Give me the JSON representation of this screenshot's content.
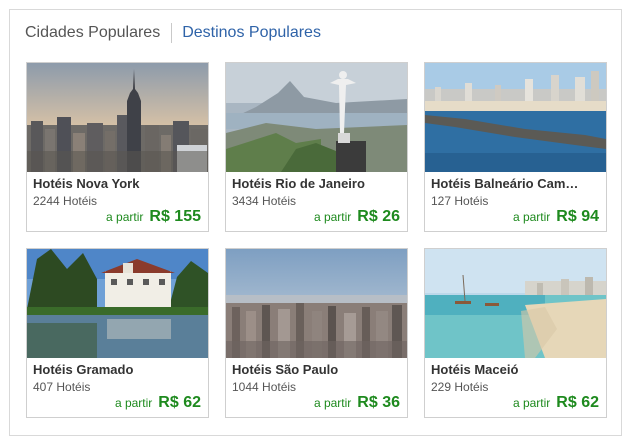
{
  "tabs": {
    "popular_cities": "Cidades Populares",
    "popular_destinations": "Destinos Populares"
  },
  "colors": {
    "price": "#1e8a1e",
    "active_tab": "#2f63a8"
  },
  "cards": [
    {
      "name": "Hotéis Nova York",
      "count": "2244 Hotéis",
      "from": "a partir",
      "price": "R$ 155",
      "image": "new-york-skyline-photo"
    },
    {
      "name": "Hotéis Rio de Janeiro",
      "count": "3434 Hotéis",
      "from": "a partir",
      "price": "R$ 26",
      "image": "rio-christ-redeemer-photo"
    },
    {
      "name": "Hotéis Balneário Cam…",
      "count": "127 Hotéis",
      "from": "a partir",
      "price": "R$ 94",
      "image": "balneario-camboriu-beach-photo"
    },
    {
      "name": "Hotéis Gramado",
      "count": "407 Hotéis",
      "from": "a partir",
      "price": "R$ 62",
      "image": "gramado-lake-photo"
    },
    {
      "name": "Hotéis São Paulo",
      "count": "1044 Hotéis",
      "from": "a partir",
      "price": "R$ 36",
      "image": "sao-paulo-skyline-photo"
    },
    {
      "name": "Hotéis Maceió",
      "count": "229 Hotéis",
      "from": "a partir",
      "price": "R$ 62",
      "image": "maceio-beach-photo"
    }
  ]
}
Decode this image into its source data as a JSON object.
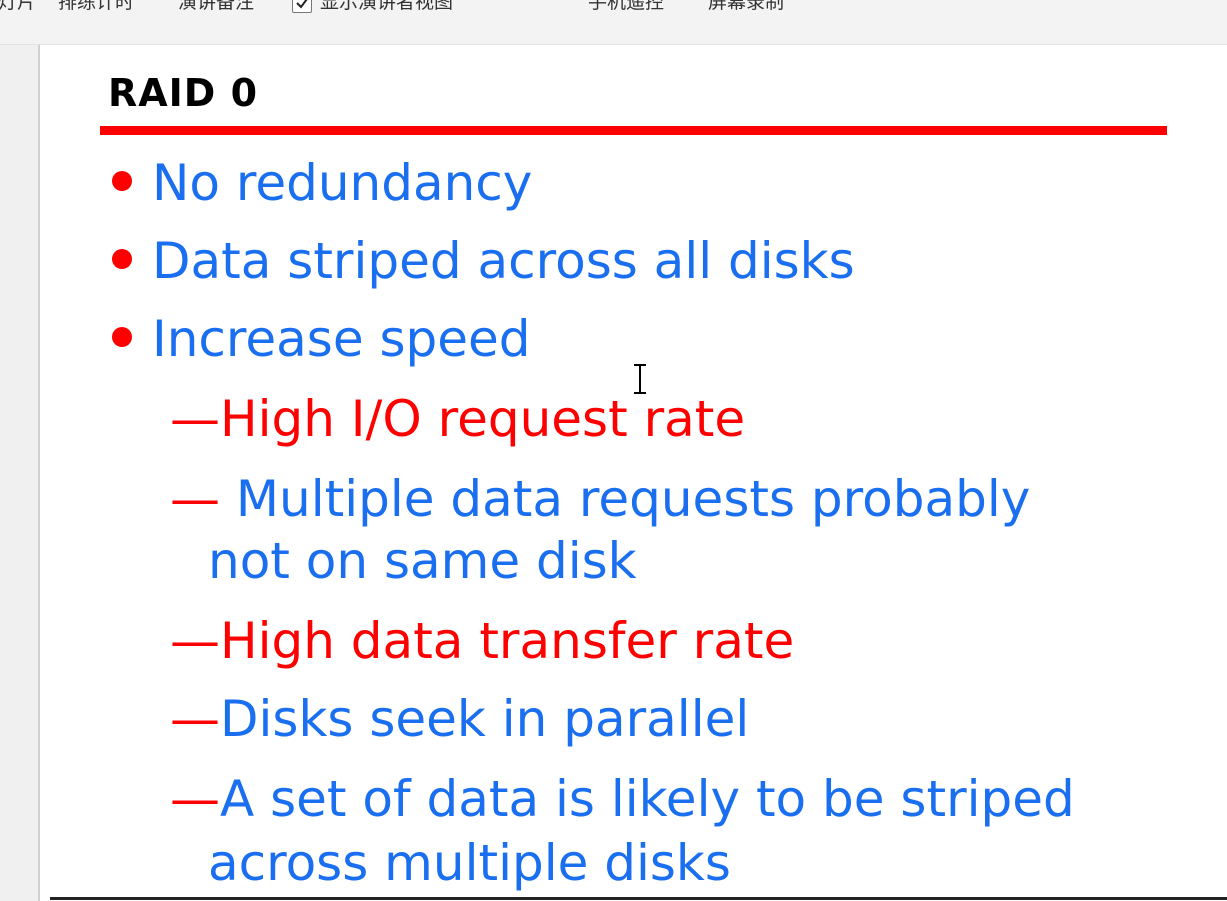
{
  "toolbar": {
    "items": [
      "灯片",
      "排练计时",
      "演讲备注",
      "显示演讲者视图",
      "手机遥控",
      "屏幕录制"
    ],
    "presenter_view_checked": true
  },
  "slide": {
    "title": "RAID 0",
    "bullets": [
      "No redundancy",
      "Data striped across all disks",
      "Increase speed"
    ],
    "sub_items": [
      {
        "dash": "—",
        "text": "High I/O request rate",
        "color": "red"
      },
      {
        "dash": "—",
        "text": " Multiple data requests probably",
        "cont": "not on same disk",
        "color": "blue"
      },
      {
        "dash": "—",
        "text": "High data transfer rate",
        "color": "red"
      },
      {
        "dash": "—",
        "text": "Disks seek in parallel",
        "color": "blue"
      },
      {
        "dash": "—",
        "text": "A set of data is likely to be striped",
        "cont": "across multiple disks",
        "color": "blue"
      }
    ]
  },
  "colors": {
    "title_rule": "#ff0000",
    "bullet_text": "#1a6ef0",
    "accent_red": "#ff0000"
  },
  "icons": {
    "text_cursor": "i-beam-cursor-icon",
    "check": "checkmark-icon"
  }
}
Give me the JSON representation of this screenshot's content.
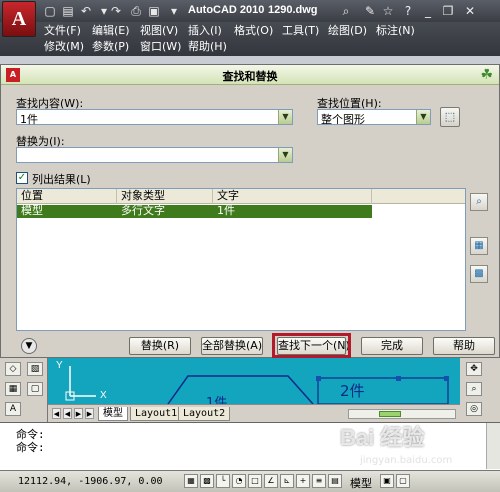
{
  "app": {
    "title": "AutoCAD 2010",
    "filename": "1290.dwg",
    "app_button_letter": "A"
  },
  "menu": {
    "row1": [
      "文件(F)",
      "编辑(E)",
      "视图(V)",
      "插入(I)",
      "格式(O)",
      "工具(T)",
      "绘图(D)",
      "标注(N)"
    ],
    "row2": [
      "修改(M)",
      "参数(P)",
      "窗口(W)",
      "帮助(H)"
    ]
  },
  "dialog": {
    "title": "查找和替换",
    "find_label": "查找内容(W):",
    "find_value": "1件",
    "find_where_label": "查找位置(H):",
    "find_where_value": "整个图形",
    "replace_label": "替换为(I):",
    "replace_value": "",
    "list_results_label": "列出结果(L)",
    "list_results_checked": true,
    "columns": [
      "位置",
      "对象类型",
      "文字"
    ],
    "rows": [
      {
        "location": "模型",
        "type": "多行文字",
        "text": "1件"
      }
    ],
    "buttons": {
      "replace": "替换(R)",
      "replace_all": "全部替换(A)",
      "find_next": "查找下一个(N)",
      "done": "完成",
      "help": "帮助"
    }
  },
  "drawing": {
    "label_1": "1件",
    "label_2": "2件",
    "axis_x": "X",
    "axis_y": "Y",
    "tabs": [
      "模型",
      "Layout1",
      "Layout2"
    ]
  },
  "command": {
    "line1": "命令:",
    "line2": "命令:"
  },
  "status": {
    "coords": "12112.94, -1906.97, 0.00",
    "model": "模型"
  },
  "watermark": {
    "brand": "Bai 经验",
    "url": "jingyan.baidu.com"
  },
  "colors": {
    "highlight_red": "#b31b2c",
    "selection_green": "#3f7a1c",
    "canvas_cyan": "#13a5bd"
  }
}
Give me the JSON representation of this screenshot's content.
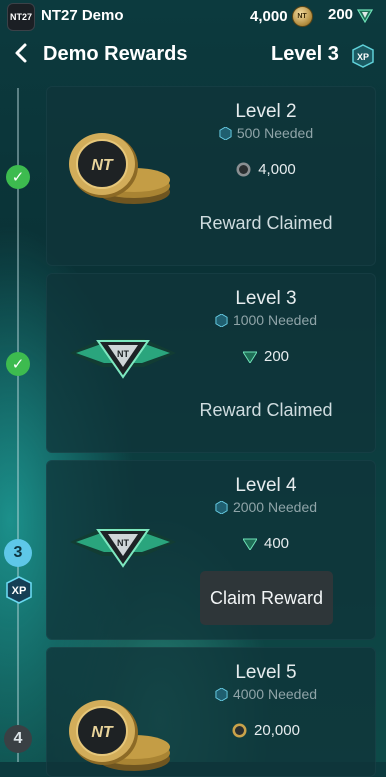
{
  "topbar": {
    "brand_badge": "NT27",
    "app_name": "NT27 Demo",
    "coins": "4,000",
    "points": "200"
  },
  "header": {
    "title": "Demo Rewards",
    "level": "Level 3",
    "xp_badge": "XP"
  },
  "timeline": {
    "current_level": "3",
    "next_level": "4",
    "xp_tag": "XP"
  },
  "cards": [
    {
      "title": "Level 2",
      "needed": "500 Needed",
      "reward": "4,000",
      "reward_type": "coins",
      "status": "Reward Claimed"
    },
    {
      "title": "Level 3",
      "needed": "1000 Needed",
      "reward": "200",
      "reward_type": "points",
      "status": "Reward Claimed"
    },
    {
      "title": "Level 4",
      "needed": "2000 Needed",
      "reward": "400",
      "reward_type": "points",
      "button": "Claim Reward"
    },
    {
      "title": "Level 5",
      "needed": "4000 Needed",
      "reward": "20,000",
      "reward_type": "coins"
    }
  ],
  "icons": {
    "coin_text": "NT",
    "mini_coin_text": "NT"
  },
  "colors": {
    "background": "#0c3a3e",
    "check_green": "#3dbb4f",
    "current_level": "#5ec7e8",
    "gem_green": "#4fd3a4",
    "coin_gold": "#c9a24a"
  }
}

Aim of the task: Print every entry above again without changing a word, and omit the pictures.

Response to the exercise:
Give me the JSON representation of this screenshot's content.
{
  "tabs": {
    "popular_cities": "Cidades Populares",
    "popular_destinations": "Destinos Populares"
  },
  "colors": {
    "price": "#1e8a1e",
    "active_tab": "#2f63a8"
  },
  "cards": [
    {
      "name": "Hotéis Nova York",
      "count": "2244 Hotéis",
      "from": "a partir",
      "price": "R$ 155",
      "image": "new-york-skyline-photo"
    },
    {
      "name": "Hotéis Rio de Janeiro",
      "count": "3434 Hotéis",
      "from": "a partir",
      "price": "R$ 26",
      "image": "rio-christ-redeemer-photo"
    },
    {
      "name": "Hotéis Balneário Cam…",
      "count": "127 Hotéis",
      "from": "a partir",
      "price": "R$ 94",
      "image": "balneario-camboriu-beach-photo"
    },
    {
      "name": "Hotéis Gramado",
      "count": "407 Hotéis",
      "from": "a partir",
      "price": "R$ 62",
      "image": "gramado-lake-photo"
    },
    {
      "name": "Hotéis São Paulo",
      "count": "1044 Hotéis",
      "from": "a partir",
      "price": "R$ 36",
      "image": "sao-paulo-skyline-photo"
    },
    {
      "name": "Hotéis Maceió",
      "count": "229 Hotéis",
      "from": "a partir",
      "price": "R$ 62",
      "image": "maceio-beach-photo"
    }
  ]
}
Decode this image into its source data as a JSON object.
{
  "toolbar": {
    "items": [
      "灯片",
      "排练计时",
      "演讲备注",
      "显示演讲者视图",
      "手机遥控",
      "屏幕录制"
    ],
    "presenter_view_checked": true
  },
  "slide": {
    "title": "RAID 0",
    "bullets": [
      "No redundancy",
      "Data striped across all disks",
      "Increase speed"
    ],
    "sub_items": [
      {
        "dash": "—",
        "text": "High I/O request rate",
        "color": "red"
      },
      {
        "dash": "—",
        "text": " Multiple data requests probably",
        "cont": "not on same disk",
        "color": "blue"
      },
      {
        "dash": "—",
        "text": "High data transfer rate",
        "color": "red"
      },
      {
        "dash": "—",
        "text": "Disks seek in parallel",
        "color": "blue"
      },
      {
        "dash": "—",
        "text": "A set of data is likely to be striped",
        "cont": "across multiple disks",
        "color": "blue"
      }
    ]
  },
  "colors": {
    "title_rule": "#ff0000",
    "bullet_text": "#1a6ef0",
    "accent_red": "#ff0000"
  },
  "icons": {
    "text_cursor": "i-beam-cursor-icon",
    "check": "checkmark-icon"
  }
}
Give me the JSON representation of this screenshot's content.
{
  "app": {
    "title": "AutoCAD 2010",
    "filename": "1290.dwg",
    "app_button_letter": "A"
  },
  "menu": {
    "row1": [
      "文件(F)",
      "编辑(E)",
      "视图(V)",
      "插入(I)",
      "格式(O)",
      "工具(T)",
      "绘图(D)",
      "标注(N)"
    ],
    "row2": [
      "修改(M)",
      "参数(P)",
      "窗口(W)",
      "帮助(H)"
    ]
  },
  "dialog": {
    "title": "查找和替换",
    "find_label": "查找内容(W):",
    "find_value": "1件",
    "find_where_label": "查找位置(H):",
    "find_where_value": "整个图形",
    "replace_label": "替换为(I):",
    "replace_value": "",
    "list_results_label": "列出结果(L)",
    "list_results_checked": true,
    "columns": [
      "位置",
      "对象类型",
      "文字"
    ],
    "rows": [
      {
        "location": "模型",
        "type": "多行文字",
        "text": "1件"
      }
    ],
    "buttons": {
      "replace": "替换(R)",
      "replace_all": "全部替换(A)",
      "find_next": "查找下一个(N)",
      "done": "完成",
      "help": "帮助"
    }
  },
  "drawing": {
    "label_1": "1件",
    "label_2": "2件",
    "axis_x": "X",
    "axis_y": "Y",
    "tabs": [
      "模型",
      "Layout1",
      "Layout2"
    ]
  },
  "command": {
    "line1": "命令:",
    "line2": "命令:"
  },
  "status": {
    "coords": "12112.94, -1906.97, 0.00",
    "model": "模型"
  },
  "watermark": {
    "brand": "Bai 经验",
    "url": "jingyan.baidu.com"
  },
  "colors": {
    "highlight_red": "#b31b2c",
    "selection_green": "#3f7a1c",
    "canvas_cyan": "#13a5bd"
  }
}
Give me the JSON representation of this screenshot's content.
{
  "topbar": {
    "brand_badge": "NT27",
    "app_name": "NT27 Demo",
    "coins": "4,000",
    "points": "200"
  },
  "header": {
    "title": "Demo Rewards",
    "level": "Level 3",
    "xp_badge": "XP"
  },
  "timeline": {
    "current_level": "3",
    "next_level": "4",
    "xp_tag": "XP"
  },
  "cards": [
    {
      "title": "Level 2",
      "needed": "500 Needed",
      "reward": "4,000",
      "reward_type": "coins",
      "status": "Reward Claimed"
    },
    {
      "title": "Level 3",
      "needed": "1000 Needed",
      "reward": "200",
      "reward_type": "points",
      "status": "Reward Claimed"
    },
    {
      "title": "Level 4",
      "needed": "2000 Needed",
      "reward": "400",
      "reward_type": "points",
      "button": "Claim Reward"
    },
    {
      "title": "Level 5",
      "needed": "4000 Needed",
      "reward": "20,000",
      "reward_type": "coins"
    }
  ],
  "icons": {
    "coin_text": "NT",
    "mini_coin_text": "NT"
  },
  "colors": {
    "background": "#0c3a3e",
    "check_green": "#3dbb4f",
    "current_level": "#5ec7e8",
    "gem_green": "#4fd3a4",
    "coin_gold": "#c9a24a"
  }
}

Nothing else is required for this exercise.